#### Recorded data
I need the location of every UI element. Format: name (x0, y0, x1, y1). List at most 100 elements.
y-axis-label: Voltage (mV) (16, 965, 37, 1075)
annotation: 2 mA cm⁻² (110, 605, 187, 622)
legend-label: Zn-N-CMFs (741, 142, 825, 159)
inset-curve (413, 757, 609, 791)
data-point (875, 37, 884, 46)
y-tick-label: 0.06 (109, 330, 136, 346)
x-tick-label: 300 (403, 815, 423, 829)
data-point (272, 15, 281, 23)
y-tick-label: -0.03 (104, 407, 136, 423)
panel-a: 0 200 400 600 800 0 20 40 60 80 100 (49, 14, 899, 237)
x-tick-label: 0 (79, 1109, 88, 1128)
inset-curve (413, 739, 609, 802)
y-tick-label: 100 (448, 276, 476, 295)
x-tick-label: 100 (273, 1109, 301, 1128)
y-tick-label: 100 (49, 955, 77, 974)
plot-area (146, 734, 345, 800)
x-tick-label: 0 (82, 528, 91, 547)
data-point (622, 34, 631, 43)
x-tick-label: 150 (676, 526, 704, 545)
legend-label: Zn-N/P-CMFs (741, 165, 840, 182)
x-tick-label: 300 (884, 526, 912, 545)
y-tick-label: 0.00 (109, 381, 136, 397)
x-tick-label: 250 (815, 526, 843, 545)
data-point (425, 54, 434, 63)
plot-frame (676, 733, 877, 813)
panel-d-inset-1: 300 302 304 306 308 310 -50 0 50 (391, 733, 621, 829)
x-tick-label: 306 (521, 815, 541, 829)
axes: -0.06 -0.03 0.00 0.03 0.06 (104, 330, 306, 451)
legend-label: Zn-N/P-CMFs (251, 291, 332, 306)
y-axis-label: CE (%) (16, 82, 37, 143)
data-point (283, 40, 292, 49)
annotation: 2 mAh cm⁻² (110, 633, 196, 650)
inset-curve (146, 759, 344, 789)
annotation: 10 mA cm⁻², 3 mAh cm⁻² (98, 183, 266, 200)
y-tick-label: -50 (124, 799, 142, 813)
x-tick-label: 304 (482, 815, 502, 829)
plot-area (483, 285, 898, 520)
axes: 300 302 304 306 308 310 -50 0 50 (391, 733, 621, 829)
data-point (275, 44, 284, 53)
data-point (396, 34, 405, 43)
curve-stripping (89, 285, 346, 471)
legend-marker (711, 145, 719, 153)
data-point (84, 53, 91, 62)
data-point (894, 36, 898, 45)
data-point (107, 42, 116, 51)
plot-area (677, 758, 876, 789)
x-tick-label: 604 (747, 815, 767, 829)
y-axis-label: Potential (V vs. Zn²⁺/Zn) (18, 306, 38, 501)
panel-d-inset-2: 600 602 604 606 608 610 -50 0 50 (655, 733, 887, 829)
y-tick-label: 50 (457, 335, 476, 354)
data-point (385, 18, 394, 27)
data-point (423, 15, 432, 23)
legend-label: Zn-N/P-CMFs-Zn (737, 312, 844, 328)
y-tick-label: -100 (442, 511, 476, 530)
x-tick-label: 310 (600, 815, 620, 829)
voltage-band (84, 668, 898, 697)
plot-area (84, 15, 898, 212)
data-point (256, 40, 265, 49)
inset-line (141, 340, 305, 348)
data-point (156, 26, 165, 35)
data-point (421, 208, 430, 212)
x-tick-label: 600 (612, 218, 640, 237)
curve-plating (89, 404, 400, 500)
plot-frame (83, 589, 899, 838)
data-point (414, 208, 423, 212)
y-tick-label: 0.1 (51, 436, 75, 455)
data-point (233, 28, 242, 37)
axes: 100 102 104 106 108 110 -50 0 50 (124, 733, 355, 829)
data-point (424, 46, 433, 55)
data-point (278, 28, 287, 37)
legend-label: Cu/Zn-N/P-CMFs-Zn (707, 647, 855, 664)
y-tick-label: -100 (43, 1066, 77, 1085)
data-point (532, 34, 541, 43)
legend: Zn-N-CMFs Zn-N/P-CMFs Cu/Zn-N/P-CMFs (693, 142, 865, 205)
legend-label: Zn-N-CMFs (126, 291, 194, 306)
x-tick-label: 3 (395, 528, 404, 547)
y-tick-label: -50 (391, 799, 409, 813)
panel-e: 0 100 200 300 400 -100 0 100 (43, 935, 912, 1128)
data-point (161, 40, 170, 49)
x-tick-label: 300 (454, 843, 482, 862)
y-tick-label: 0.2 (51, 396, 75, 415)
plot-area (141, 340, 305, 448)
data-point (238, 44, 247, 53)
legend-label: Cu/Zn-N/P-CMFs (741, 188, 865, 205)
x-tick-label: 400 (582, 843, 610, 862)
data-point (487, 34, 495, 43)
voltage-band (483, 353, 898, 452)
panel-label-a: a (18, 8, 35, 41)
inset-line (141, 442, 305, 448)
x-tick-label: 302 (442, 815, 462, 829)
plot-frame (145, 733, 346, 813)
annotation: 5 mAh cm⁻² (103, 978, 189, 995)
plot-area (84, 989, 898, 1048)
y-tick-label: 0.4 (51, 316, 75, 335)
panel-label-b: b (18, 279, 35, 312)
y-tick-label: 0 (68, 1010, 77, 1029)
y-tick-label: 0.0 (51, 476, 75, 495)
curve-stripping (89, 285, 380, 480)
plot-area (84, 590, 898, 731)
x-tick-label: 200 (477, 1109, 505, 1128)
########
**Goal of the exercise:**
Copy out the records word for word, starting at their first line and ending at the line that contains "y-axis-label: Potential (V", with both of those lines included.

**Answer to the exercise:**
I need the location of every UI element. Format: name (x0, y0, x1, y1). List at most 100 elements.
y-axis-label: Voltage (mV) (16, 965, 37, 1075)
annotation: 2 mA cm⁻² (110, 605, 187, 622)
legend-label: Zn-N-CMFs (741, 142, 825, 159)
inset-curve (413, 757, 609, 791)
data-point (875, 37, 884, 46)
y-tick-label: 0.06 (109, 330, 136, 346)
x-tick-label: 300 (403, 815, 423, 829)
data-point (272, 15, 281, 23)
y-tick-label: -0.03 (104, 407, 136, 423)
panel-a: 0 200 400 600 800 0 20 40 60 80 100 (49, 14, 899, 237)
x-tick-label: 0 (79, 1109, 88, 1128)
inset-curve (413, 739, 609, 802)
y-tick-label: 100 (448, 276, 476, 295)
x-tick-label: 100 (273, 1109, 301, 1128)
y-tick-label: 100 (49, 955, 77, 974)
plot-area (146, 734, 345, 800)
x-tick-label: 0 (82, 528, 91, 547)
data-point (622, 34, 631, 43)
x-tick-label: 150 (676, 526, 704, 545)
legend-label: Zn-N/P-CMFs (741, 165, 840, 182)
x-tick-label: 300 (884, 526, 912, 545)
y-tick-label: 0.00 (109, 381, 136, 397)
x-tick-label: 250 (815, 526, 843, 545)
data-point (425, 54, 434, 63)
plot-frame (676, 733, 877, 813)
panel-d-inset-1: 300 302 304 306 308 310 -50 0 50 (391, 733, 621, 829)
x-tick-label: 306 (521, 815, 541, 829)
axes: -0.06 -0.03 0.00 0.03 0.06 (104, 330, 306, 451)
legend-label: Zn-N/P-CMFs (251, 291, 332, 306)
y-axis-label: CE (%) (16, 82, 37, 143)
data-point (283, 40, 292, 49)
annotation: 2 mAh cm⁻² (110, 633, 196, 650)
inset-curve (146, 759, 344, 789)
annotation: 10 mA cm⁻², 3 mAh cm⁻² (98, 183, 266, 200)
y-tick-label: -50 (124, 799, 142, 813)
x-tick-label: 304 (482, 815, 502, 829)
plot-area (483, 285, 898, 520)
axes: 300 302 304 306 308 310 -50 0 50 (391, 733, 621, 829)
data-point (275, 44, 284, 53)
data-point (396, 34, 405, 43)
curve-stripping (89, 285, 346, 471)
legend-marker (711, 145, 719, 153)
data-point (84, 53, 91, 62)
data-point (894, 36, 898, 45)
data-point (107, 42, 116, 51)
plot-area (677, 758, 876, 789)
x-tick-label: 604 (747, 815, 767, 829)
y-axis-label: Potential (V vs. Zn²⁺/Zn) (18, 306, 38, 501)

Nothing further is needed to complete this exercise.